▶ _REQUIREMENT_: Without the images, write out all of the following entries exactly.

▶ _SUPPLIED DATA_:
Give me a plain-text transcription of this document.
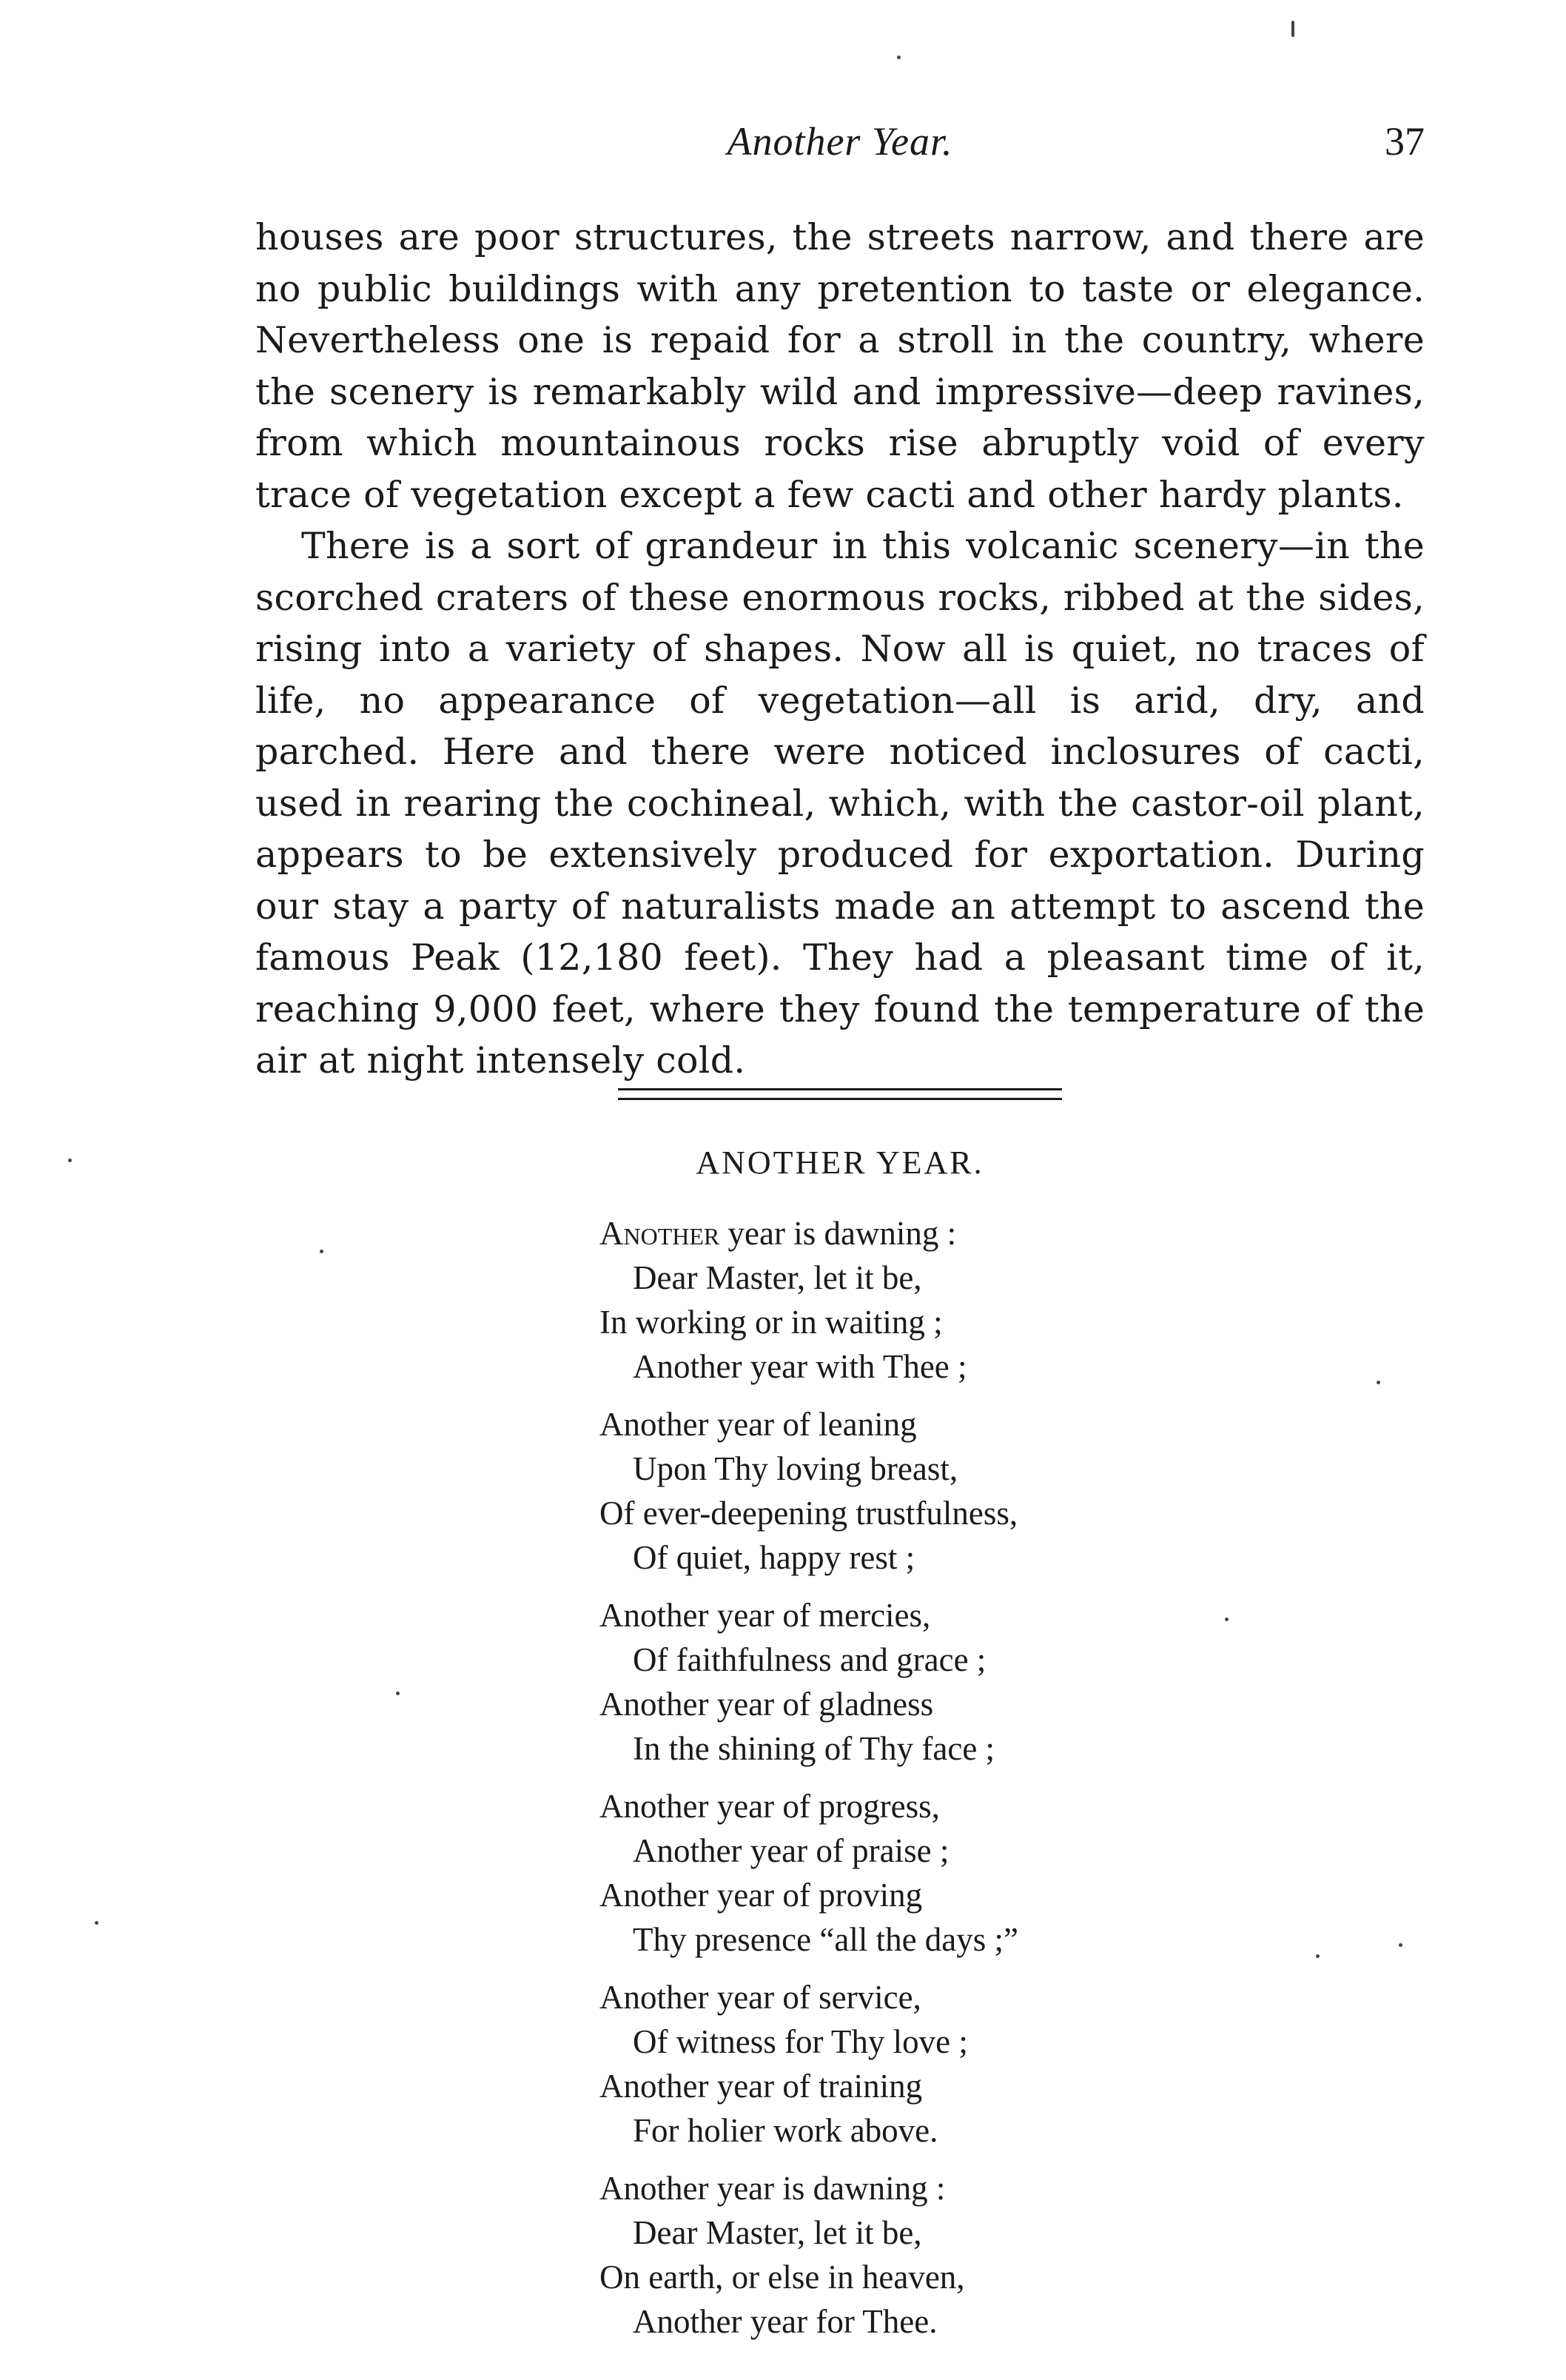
Another Year.	37

houses are poor structures, the streets narrow, and there are no public buildings with any pretention to taste or elegance. Nevertheless one is repaid for a stroll in the country, where the scenery is remarkably wild and impressive—deep ravines, from which mountainous rocks rise abruptly void of every trace of vegetation except a few cacti and other hardy plants.

There is a sort of grandeur in this volcanic scenery—in the scorched craters of these enormous rocks, ribbed at the sides, rising into a variety of shapes. Now all is quiet, no traces of life, no appearance of vegetation—all is arid, dry, and parched. Here and there were noticed inclosures of cacti, used in rearing the cochineal, which, with the castor-oil plant, appears to be extensively produced for exportation. During our stay a party of naturalists made an attempt to ascend the famous Peak (12,180 feet). They had a pleasant time of it, reaching 9,000 feet, where they found the temperature of the air at night intensely cold.

ANOTHER YEAR.
Another year is dawning :
Dear Master, let it be,
In working or in waiting ;
Another year with Thee ;
Another year of leaning
Upon Thy loving breast,
Of ever-deepening trustfulness,
Of quiet, happy rest ;
Another year of mercies,
Of faithfulness and grace ;
Another year of gladness
In the shining of Thy face ;
Another year of progress,
Another year of praise ;
Another year of proving
Thy presence “all the days ;”
Another year of service,
Of witness for Thy love ;
Another year of training
For holier work above.
Another year is dawning :
Dear Master, let it be,
On earth, or else in heaven,
Another year for Thee.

▶ _RESULT FOR THIS TASK_:
Give me a plain-text transcription of this document.
Another Year.	37

houses are poor structures, the streets narrow, and there are no public buildings with any pretention to taste or elegance. Nevertheless one is repaid for a stroll in the country, where the scenery is remarkably wild and impressive—deep ravines, from which mountainous rocks rise abruptly void of every trace of vegetation except a few cacti and other hardy plants.

There is a sort of grandeur in this volcanic scenery—in the scorched craters of these enormous rocks, ribbed at the sides, rising into a variety of shapes. Now all is quiet, no traces of life, no appearance of vegetation—all is arid, dry, and parched. Here and there were noticed inclosures of cacti, used in rearing the cochineal, which, with the castor-oil plant, appears to be extensively produced for exportation. During our stay a party of naturalists made an attempt to ascend the famous Peak (12,180 feet). They had a pleasant time of it, reaching 9,000 feet, where they found the temperature of the air at night intensely cold.

ANOTHER YEAR.
Another year is dawning :
Dear Master, let it be,
In working or in waiting ;
Another year with Thee ;
Another year of leaning
Upon Thy loving breast,
Of ever-deepening trustfulness,
Of quiet, happy rest ;
Another year of mercies,
Of faithfulness and grace ;
Another year of gladness
In the shining of Thy face ;
Another year of progress,
Another year of praise ;
Another year of proving
Thy presence “all the days ;”
Another year of service,
Of witness for Thy love ;
Another year of training
For holier work above.
Another year is dawning :
Dear Master, let it be,
On earth, or else in heaven,
Another year for Thee.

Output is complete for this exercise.